**What to do**
Pick out the lines containing "text".

Figure content listings:
··········
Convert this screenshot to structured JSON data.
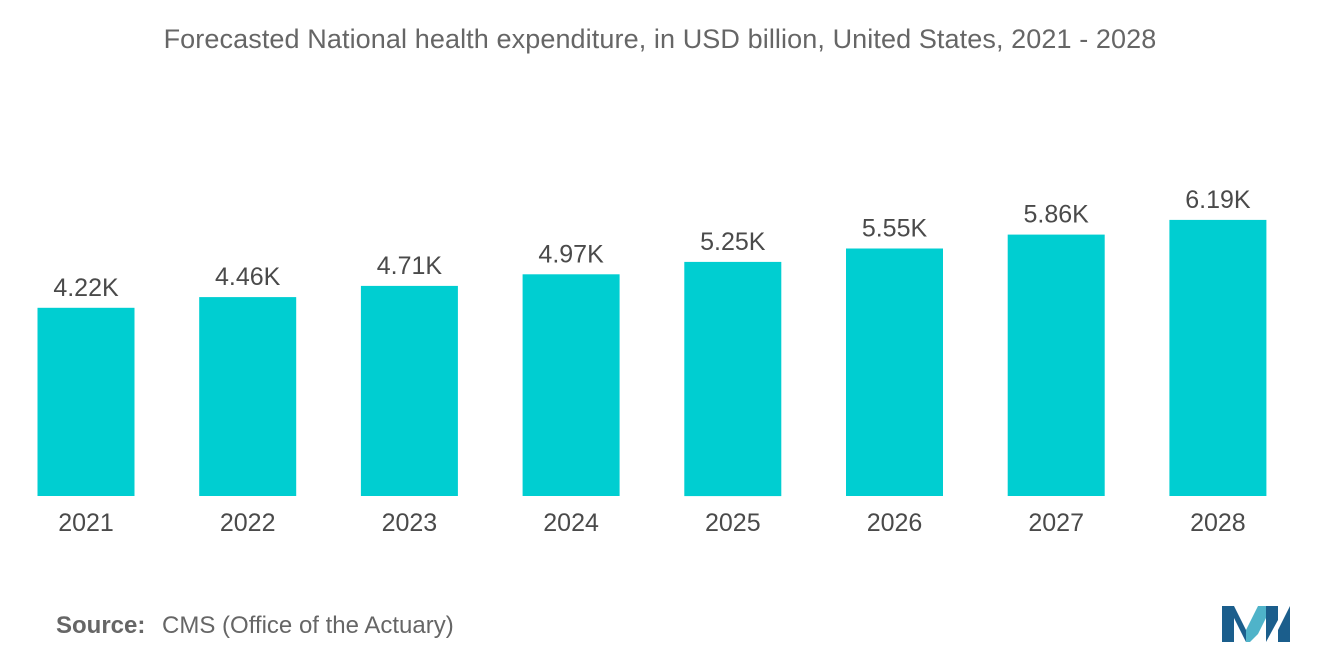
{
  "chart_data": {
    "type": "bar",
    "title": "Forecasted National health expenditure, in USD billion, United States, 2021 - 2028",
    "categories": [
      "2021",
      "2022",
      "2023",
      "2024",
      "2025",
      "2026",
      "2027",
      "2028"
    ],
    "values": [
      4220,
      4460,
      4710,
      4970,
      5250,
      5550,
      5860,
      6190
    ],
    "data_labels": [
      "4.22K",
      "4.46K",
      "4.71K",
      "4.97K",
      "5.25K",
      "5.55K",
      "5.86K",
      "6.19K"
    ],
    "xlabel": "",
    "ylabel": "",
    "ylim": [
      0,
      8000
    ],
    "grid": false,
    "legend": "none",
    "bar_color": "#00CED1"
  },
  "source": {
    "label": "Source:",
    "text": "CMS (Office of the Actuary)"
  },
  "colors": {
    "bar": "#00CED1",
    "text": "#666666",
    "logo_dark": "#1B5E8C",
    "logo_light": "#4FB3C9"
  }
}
··········
**Full solution**
    "text": "CMS (Office of the Actuary)"
    "text": "#666666",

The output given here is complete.